Data items:
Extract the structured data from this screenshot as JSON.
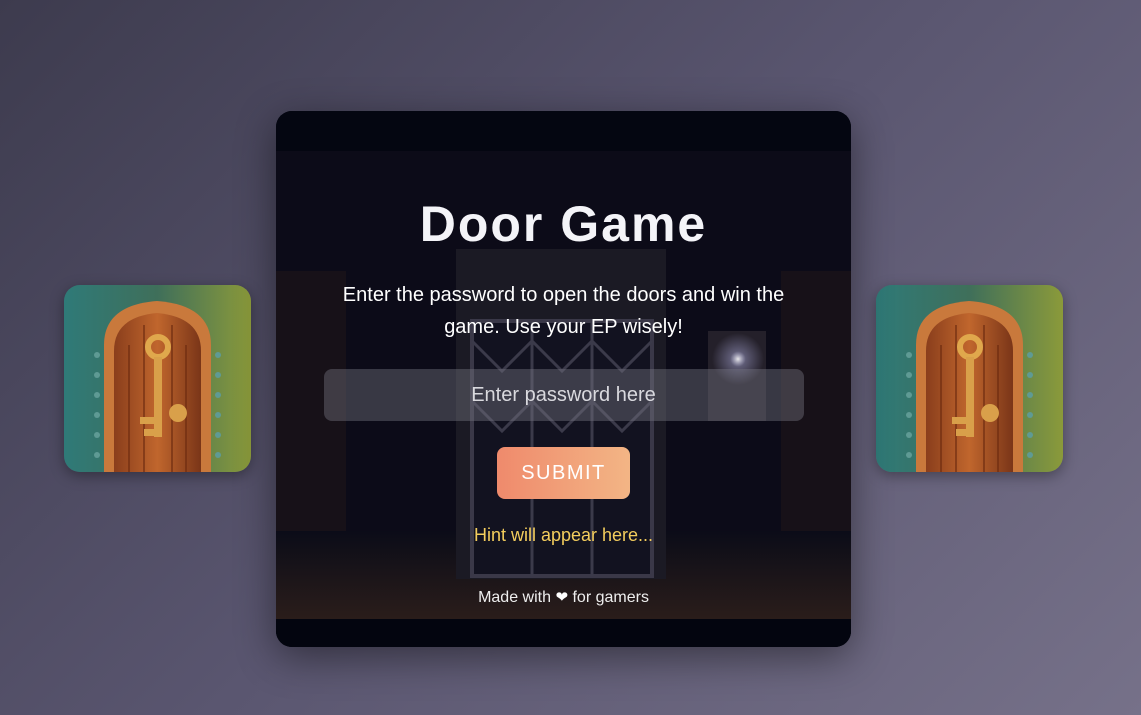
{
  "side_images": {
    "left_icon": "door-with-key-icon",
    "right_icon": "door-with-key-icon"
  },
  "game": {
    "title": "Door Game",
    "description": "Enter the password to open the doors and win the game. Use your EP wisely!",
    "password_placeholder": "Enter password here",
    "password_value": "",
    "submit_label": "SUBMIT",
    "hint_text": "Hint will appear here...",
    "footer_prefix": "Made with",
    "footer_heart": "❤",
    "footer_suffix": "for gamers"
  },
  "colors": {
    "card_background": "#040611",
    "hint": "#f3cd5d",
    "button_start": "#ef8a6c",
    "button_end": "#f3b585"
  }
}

Problem to solve
Reproduce the entries exactly. Do not carry over any picture.

Finished task
Extract the structured data from this screenshot as JSON.
{
  "side_images": {
    "left_icon": "door-with-key-icon",
    "right_icon": "door-with-key-icon"
  },
  "game": {
    "title": "Door Game",
    "description": "Enter the password to open the doors and win the game. Use your EP wisely!",
    "password_placeholder": "Enter password here",
    "password_value": "",
    "submit_label": "SUBMIT",
    "hint_text": "Hint will appear here...",
    "footer_prefix": "Made with",
    "footer_heart": "❤",
    "footer_suffix": "for gamers"
  },
  "colors": {
    "card_background": "#040611",
    "hint": "#f3cd5d",
    "button_start": "#ef8a6c",
    "button_end": "#f3b585"
  }
}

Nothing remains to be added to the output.